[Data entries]
┄┄┄┄┄┄
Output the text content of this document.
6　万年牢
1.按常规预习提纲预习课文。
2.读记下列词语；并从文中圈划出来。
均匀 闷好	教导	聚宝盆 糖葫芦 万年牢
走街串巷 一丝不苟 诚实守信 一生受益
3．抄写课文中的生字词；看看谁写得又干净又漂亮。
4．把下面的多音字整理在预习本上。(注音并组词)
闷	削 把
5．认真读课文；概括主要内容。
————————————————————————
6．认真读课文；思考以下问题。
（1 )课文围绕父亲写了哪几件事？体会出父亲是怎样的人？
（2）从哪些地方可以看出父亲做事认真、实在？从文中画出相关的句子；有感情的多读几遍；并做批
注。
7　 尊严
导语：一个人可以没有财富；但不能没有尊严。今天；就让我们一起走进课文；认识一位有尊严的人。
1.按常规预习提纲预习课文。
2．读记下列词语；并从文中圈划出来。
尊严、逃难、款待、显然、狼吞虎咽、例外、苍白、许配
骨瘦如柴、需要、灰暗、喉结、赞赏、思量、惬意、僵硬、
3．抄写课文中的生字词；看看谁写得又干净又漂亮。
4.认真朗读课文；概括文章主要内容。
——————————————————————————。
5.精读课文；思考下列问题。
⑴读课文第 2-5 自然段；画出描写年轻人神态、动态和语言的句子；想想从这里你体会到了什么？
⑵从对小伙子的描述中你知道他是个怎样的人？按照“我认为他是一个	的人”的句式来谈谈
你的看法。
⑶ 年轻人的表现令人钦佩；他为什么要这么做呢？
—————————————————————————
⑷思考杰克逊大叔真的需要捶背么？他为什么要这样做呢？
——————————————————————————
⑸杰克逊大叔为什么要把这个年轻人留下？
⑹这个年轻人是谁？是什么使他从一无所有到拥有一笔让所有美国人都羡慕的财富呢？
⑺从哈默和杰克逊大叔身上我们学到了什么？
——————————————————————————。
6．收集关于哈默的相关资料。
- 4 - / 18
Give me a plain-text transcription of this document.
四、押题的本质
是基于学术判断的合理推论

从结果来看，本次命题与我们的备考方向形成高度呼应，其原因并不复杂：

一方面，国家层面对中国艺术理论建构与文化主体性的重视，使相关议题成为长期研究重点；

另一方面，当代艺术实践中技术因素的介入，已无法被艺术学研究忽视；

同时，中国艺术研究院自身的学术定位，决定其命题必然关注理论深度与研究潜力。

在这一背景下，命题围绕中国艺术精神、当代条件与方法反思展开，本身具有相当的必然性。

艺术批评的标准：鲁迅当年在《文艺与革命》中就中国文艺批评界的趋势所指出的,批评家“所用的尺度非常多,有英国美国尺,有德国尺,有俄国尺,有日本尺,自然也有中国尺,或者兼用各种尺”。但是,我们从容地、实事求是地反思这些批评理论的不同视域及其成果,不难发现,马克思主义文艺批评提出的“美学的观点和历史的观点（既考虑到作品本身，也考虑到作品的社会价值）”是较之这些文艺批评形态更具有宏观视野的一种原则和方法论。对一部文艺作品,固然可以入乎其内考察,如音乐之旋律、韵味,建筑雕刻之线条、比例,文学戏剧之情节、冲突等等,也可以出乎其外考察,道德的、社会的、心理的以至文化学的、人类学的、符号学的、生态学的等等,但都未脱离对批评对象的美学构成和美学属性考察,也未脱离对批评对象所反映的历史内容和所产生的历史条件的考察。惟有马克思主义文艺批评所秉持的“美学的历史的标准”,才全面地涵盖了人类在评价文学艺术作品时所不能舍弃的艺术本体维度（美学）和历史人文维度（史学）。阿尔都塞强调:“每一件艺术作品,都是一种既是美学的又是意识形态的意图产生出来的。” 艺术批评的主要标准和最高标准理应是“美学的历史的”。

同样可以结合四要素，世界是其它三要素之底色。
┄┄┄┄┄┄
**Given exercise**
In the entries above, locate every line with the word "document" and copy it.

**Response below**
Output the text content of this document.
Give me a plain-text transcription of this document.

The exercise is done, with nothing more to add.